Written task -
In the data, extract each line that holds the string "information".

Material supplied -
——

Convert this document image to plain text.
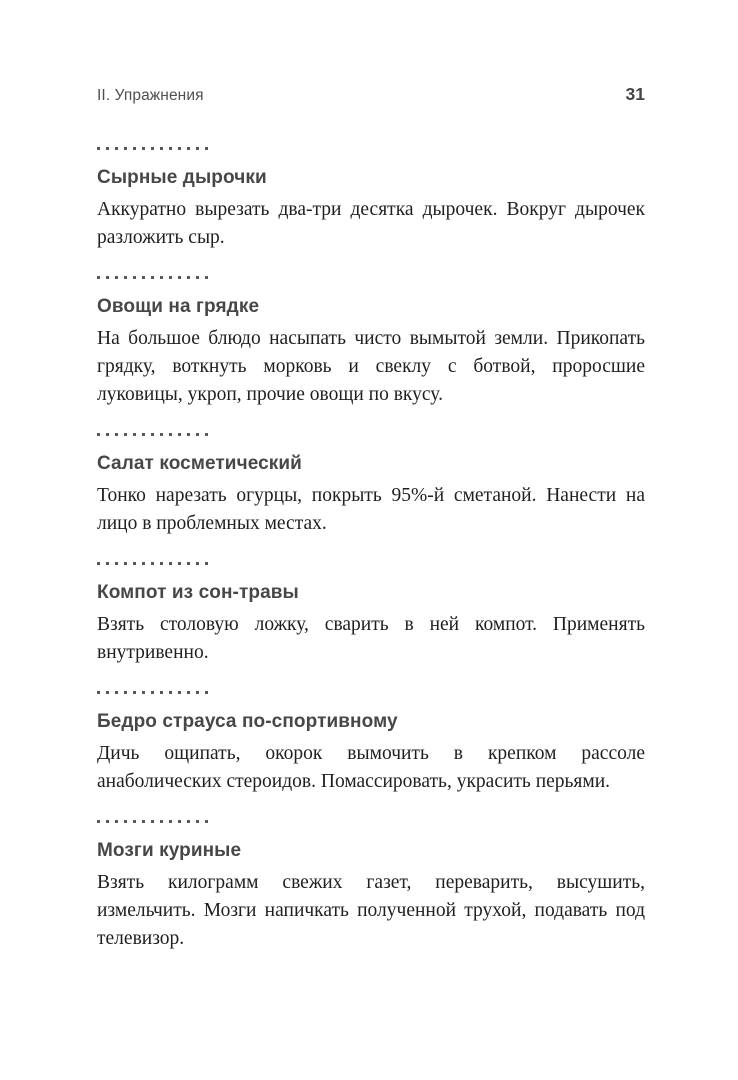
II. Упражнения	31
Сырные дырочки

Аккуратно вырезать два-три десятка дырочек. Вокруг дырочек разложить сыр.

Овощи на грядке

На большое блюдо насыпать чисто вымытой земли. Прикопать грядку, воткнуть морковь и свеклу с ботвой, проросшие луковицы, укроп, прочие овощи по вкусу.

Салат косметический

Тонко нарезать огурцы, покрыть 95%-й сметаной. Нанести на лицо в проблемных местах.

Компот из сон-травы

Взять столовую ложку, сварить в ней компот. Применять внутривенно.

Бедро страуса по-спортивному

Дичь ощипать, окорок вымочить в крепком рассоле анаболических стероидов. Помассировать, украсить перьями.

Мозги куриные

Взять килограмм свежих газет, переварить, высушить, измельчить. Мозги напичкать полученной трухой, подавать под телевизор.
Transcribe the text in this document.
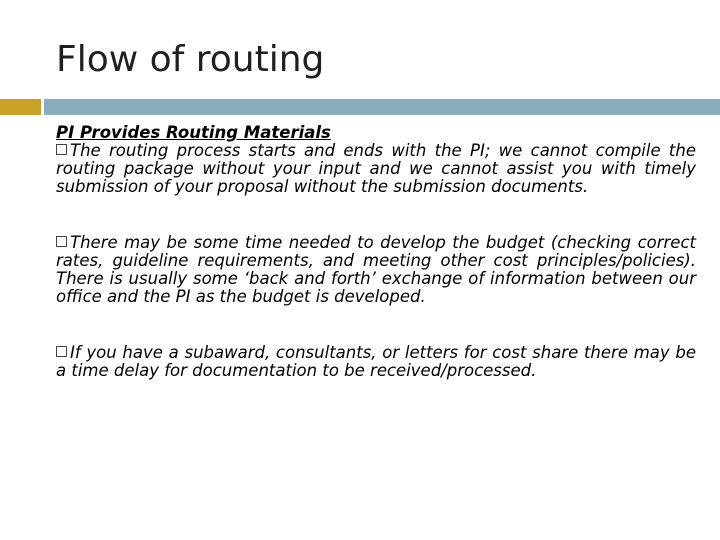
Flow of routing
PI Provides Routing Materials

The routing process starts and ends with the PI; we cannot compile the routing package without your input and we cannot assist you with timely submission of your proposal without the submission documents.

There may be some time needed to develop the budget (checking correct rates, guideline requirements, and meeting other cost principles/policies). There is usually some ‘back and forth’ exchange of information between our office and the PI as the budget is developed.

If you have a subaward, consultants, or letters for cost share there may be a time delay for documentation to be received/processed.
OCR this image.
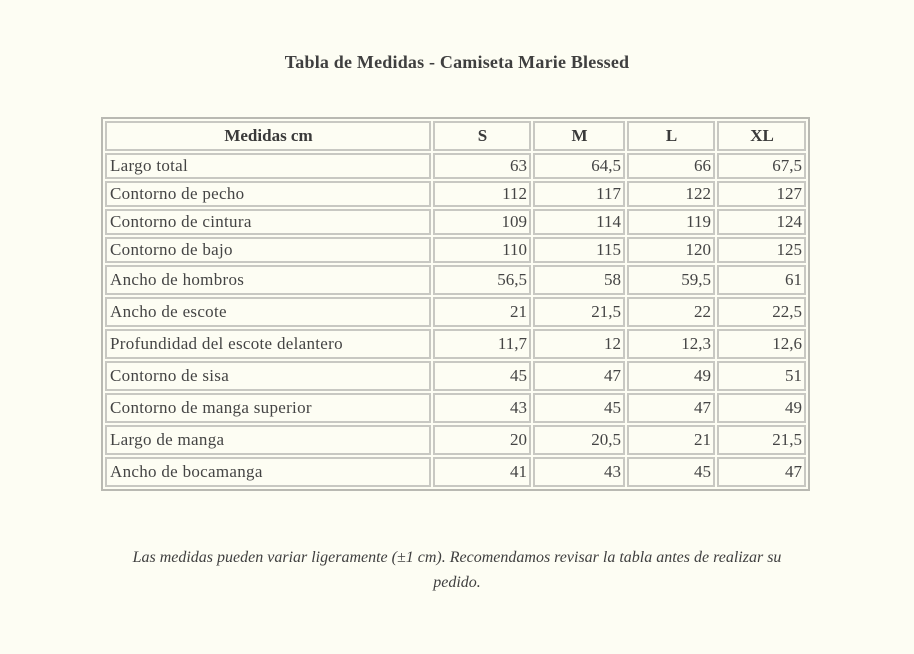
Tabla de Medidas - Camiseta Marie Blessed
Medidas cm	S	M	L	XL
Largo total	63	64,5	66	67,5
Contorno de pecho	112	117	122	127
Contorno de cintura	109	114	119	124
Contorno de bajo	110	115	120	125
Ancho de hombros	56,5	58	59,5	61
Ancho de escote	21	21,5	22	22,5
Profundidad del escote delantero	11,7	12	12,3	12,6
Contorno de sisa	45	47	49	51
Contorno de manga superior	43	45	47	49
Largo de manga	20	20,5	21	21,5
Ancho de bocamanga	41	43	45	47
Las medidas pueden variar ligeramente (±1 cm). Recomendamos revisar la tabla antes de realizar su pedido.
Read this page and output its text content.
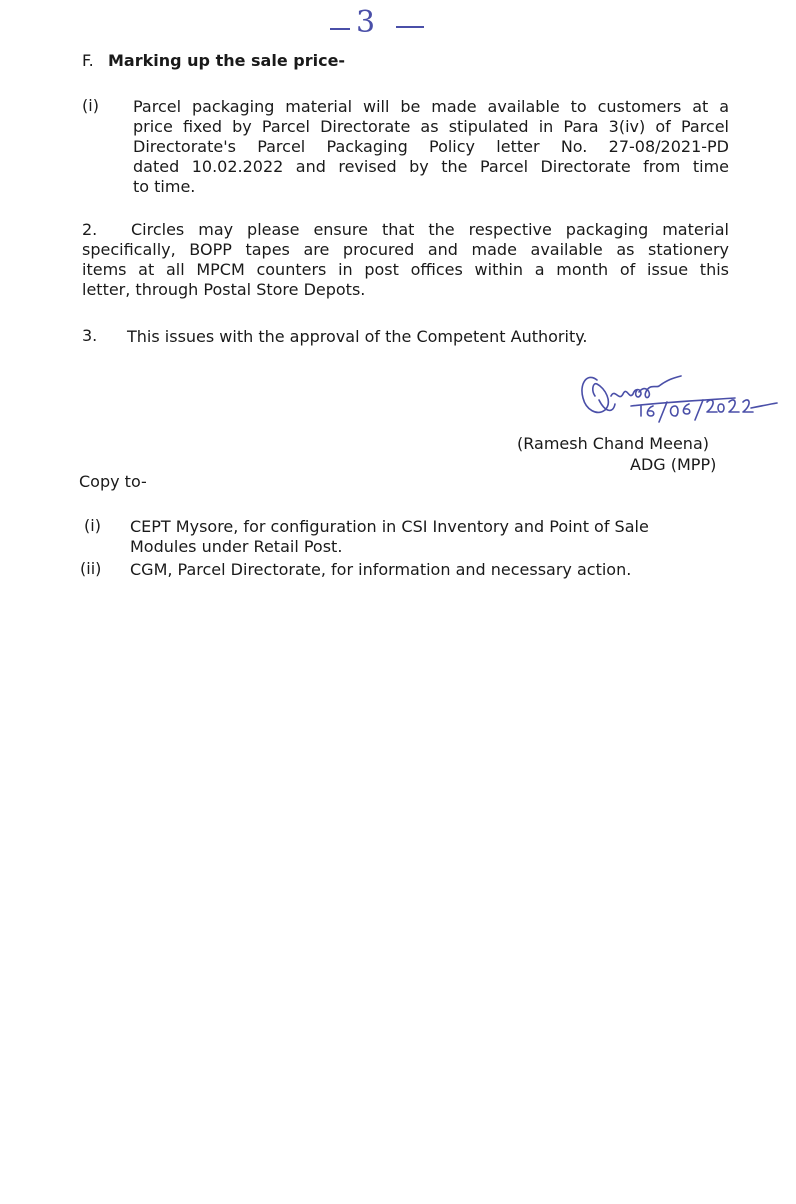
3
F. Marking up the sale price-
(i) Parcel packaging material will be made available to customers at a
price fixed by Parcel Directorate as stipulated in Para 3(iv) of Parcel
Directorate's Parcel Packaging Policy letter No. 27-08/2021-PD
dated 10.02.2022 and revised by the Parcel Directorate from time
to time.
2. Circles may please ensure that the respective packaging material
specifically, BOPP tapes are procured and made available as stationery
items at all MPCM counters in post offices within a month of issue this
letter, through Postal Store Depots.
3. This issues with the approval of the Competent Authority.
(Ramesh Chand Meena)
ADG (MPP)
Copy to-
(i) CEPT Mysore, for configuration in CSI Inventory and Point of Sale
Modules under Retail Post.
(ii) CGM, Parcel Directorate, for information and necessary action.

——

Problem solution -
There may be some time needed to develop the budget (checking correct rates, guideline requirements, and meeting other cost principles/policies). There is usually some ‘back and forth’ exchange of information between our office and the PI as the budget is developed.
(ii) CGM, Parcel Directorate, for information and necessary action.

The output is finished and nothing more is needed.